▸ **WHAT YOU ARE ASKED TO DO**
Below are records; count the lines that contain "document" and give only the total.
=== DATA ENTRIES ===
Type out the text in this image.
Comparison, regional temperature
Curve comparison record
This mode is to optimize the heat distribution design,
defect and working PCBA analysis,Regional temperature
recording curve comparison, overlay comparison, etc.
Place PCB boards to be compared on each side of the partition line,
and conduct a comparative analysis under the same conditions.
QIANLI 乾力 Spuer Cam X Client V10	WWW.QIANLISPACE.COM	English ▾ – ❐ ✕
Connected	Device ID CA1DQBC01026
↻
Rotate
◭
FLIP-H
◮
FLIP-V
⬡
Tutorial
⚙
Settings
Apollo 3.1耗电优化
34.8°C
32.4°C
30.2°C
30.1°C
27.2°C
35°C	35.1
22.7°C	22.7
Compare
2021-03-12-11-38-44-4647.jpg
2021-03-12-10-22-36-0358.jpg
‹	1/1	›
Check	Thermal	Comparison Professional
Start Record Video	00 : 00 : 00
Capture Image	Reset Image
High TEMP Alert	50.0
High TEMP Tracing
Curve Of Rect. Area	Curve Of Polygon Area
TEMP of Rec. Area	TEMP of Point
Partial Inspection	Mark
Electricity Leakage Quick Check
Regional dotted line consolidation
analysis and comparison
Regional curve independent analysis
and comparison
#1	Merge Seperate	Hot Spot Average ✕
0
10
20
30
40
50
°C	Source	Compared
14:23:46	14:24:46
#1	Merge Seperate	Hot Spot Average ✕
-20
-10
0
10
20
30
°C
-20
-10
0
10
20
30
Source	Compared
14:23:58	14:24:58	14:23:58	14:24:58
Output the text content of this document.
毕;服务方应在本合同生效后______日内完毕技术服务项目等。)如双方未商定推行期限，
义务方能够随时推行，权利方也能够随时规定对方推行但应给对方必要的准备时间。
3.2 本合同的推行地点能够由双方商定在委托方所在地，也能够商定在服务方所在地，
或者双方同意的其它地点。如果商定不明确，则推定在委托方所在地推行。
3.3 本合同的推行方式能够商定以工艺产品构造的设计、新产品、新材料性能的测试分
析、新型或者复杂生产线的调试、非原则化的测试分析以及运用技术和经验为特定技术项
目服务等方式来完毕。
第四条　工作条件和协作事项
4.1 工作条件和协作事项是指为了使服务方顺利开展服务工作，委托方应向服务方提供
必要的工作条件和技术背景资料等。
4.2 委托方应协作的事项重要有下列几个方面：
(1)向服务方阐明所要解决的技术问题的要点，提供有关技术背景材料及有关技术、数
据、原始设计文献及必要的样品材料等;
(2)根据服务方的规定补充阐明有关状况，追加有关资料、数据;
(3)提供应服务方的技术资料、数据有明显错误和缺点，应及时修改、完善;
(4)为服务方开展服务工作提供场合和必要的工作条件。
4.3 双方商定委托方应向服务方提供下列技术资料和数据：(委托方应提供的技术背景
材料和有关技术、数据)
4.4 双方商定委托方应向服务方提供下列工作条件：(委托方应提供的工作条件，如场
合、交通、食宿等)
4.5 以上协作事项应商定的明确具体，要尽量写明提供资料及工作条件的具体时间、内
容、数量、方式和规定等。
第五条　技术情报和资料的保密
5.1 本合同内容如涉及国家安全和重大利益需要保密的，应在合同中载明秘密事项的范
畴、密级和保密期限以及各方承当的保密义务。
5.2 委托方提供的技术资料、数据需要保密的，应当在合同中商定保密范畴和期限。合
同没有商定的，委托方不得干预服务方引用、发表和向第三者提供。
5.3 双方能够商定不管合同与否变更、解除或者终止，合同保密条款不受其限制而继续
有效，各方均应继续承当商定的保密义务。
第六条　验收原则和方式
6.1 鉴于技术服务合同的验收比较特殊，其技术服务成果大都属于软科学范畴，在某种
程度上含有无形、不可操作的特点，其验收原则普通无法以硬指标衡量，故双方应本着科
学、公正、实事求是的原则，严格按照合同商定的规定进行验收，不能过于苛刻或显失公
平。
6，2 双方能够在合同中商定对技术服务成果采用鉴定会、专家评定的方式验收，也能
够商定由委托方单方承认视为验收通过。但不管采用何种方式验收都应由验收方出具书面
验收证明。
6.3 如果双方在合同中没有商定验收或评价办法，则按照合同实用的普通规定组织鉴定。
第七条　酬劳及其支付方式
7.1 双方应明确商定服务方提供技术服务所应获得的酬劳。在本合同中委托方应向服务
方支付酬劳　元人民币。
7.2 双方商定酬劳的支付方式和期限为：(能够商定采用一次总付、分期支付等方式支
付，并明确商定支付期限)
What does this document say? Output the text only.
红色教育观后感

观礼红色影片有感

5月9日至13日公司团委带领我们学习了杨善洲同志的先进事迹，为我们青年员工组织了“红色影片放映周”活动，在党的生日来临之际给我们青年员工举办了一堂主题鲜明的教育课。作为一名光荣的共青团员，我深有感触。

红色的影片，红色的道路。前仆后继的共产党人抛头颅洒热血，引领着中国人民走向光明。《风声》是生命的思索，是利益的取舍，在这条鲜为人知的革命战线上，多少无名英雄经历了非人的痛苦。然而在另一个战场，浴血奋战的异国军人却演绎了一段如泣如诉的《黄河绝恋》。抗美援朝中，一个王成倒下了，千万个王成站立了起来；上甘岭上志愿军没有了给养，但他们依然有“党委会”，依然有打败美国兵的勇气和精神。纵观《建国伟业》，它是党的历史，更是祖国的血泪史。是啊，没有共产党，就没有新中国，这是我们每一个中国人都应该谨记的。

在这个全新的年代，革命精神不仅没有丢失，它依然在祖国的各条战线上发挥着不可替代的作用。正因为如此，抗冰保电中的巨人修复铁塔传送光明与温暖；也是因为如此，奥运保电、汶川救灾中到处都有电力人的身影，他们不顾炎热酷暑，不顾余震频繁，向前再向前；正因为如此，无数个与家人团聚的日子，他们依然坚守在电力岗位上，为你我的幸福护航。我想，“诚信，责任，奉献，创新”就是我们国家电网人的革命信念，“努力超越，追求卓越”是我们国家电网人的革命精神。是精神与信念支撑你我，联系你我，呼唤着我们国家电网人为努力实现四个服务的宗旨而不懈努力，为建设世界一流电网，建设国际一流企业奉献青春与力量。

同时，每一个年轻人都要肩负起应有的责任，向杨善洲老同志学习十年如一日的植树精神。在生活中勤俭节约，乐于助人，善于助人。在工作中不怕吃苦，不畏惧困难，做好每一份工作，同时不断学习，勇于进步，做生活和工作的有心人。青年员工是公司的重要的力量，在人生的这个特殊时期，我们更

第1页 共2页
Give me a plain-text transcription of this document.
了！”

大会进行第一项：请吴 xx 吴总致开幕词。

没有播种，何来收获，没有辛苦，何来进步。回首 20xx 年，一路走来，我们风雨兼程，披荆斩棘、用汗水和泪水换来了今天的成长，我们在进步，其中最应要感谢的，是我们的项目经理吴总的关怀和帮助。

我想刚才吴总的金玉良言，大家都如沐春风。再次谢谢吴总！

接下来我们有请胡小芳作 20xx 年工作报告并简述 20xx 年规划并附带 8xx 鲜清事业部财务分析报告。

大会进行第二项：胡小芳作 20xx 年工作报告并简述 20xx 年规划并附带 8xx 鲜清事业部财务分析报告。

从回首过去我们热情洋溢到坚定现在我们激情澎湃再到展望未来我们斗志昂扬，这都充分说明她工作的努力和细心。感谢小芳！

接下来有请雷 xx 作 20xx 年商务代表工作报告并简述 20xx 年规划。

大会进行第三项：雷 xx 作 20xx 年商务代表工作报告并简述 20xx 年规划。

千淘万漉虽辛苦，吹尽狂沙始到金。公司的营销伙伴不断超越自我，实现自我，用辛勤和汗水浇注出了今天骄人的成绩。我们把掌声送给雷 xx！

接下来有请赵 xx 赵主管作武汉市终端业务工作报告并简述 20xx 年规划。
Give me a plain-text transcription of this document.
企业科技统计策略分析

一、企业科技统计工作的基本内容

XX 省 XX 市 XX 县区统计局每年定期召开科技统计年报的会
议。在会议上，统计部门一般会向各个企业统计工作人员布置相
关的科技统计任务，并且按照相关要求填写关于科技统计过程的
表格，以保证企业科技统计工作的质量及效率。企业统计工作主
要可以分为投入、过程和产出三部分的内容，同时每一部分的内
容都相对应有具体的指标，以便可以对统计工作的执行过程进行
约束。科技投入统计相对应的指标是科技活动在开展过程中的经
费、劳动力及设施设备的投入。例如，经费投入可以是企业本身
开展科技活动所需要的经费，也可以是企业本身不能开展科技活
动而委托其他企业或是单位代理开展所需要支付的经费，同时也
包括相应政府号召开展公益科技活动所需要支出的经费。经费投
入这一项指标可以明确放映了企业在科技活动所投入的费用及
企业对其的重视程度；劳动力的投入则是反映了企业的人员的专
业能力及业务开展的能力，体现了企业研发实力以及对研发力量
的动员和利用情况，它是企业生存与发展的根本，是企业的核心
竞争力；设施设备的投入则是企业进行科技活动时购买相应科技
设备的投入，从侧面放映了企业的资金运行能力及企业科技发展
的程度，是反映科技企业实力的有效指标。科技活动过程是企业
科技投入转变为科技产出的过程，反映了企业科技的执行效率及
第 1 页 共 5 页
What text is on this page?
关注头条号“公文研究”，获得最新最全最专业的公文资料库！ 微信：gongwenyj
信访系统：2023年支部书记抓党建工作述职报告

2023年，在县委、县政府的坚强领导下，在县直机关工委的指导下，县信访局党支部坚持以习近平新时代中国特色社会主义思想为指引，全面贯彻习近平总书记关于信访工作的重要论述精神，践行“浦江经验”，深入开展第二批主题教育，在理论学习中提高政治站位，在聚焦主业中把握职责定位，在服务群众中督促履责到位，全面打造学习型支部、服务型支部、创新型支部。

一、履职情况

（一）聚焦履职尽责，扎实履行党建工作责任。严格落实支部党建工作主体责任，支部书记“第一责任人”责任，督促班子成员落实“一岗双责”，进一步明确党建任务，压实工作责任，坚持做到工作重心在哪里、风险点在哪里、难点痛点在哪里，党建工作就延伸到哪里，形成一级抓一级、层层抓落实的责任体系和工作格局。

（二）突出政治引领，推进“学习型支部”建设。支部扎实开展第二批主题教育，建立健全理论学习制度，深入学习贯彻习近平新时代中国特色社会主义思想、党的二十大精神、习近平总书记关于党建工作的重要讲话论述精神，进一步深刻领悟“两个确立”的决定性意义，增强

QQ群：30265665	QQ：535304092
===
▸ **OUTPUT FOR THIS TASK**
4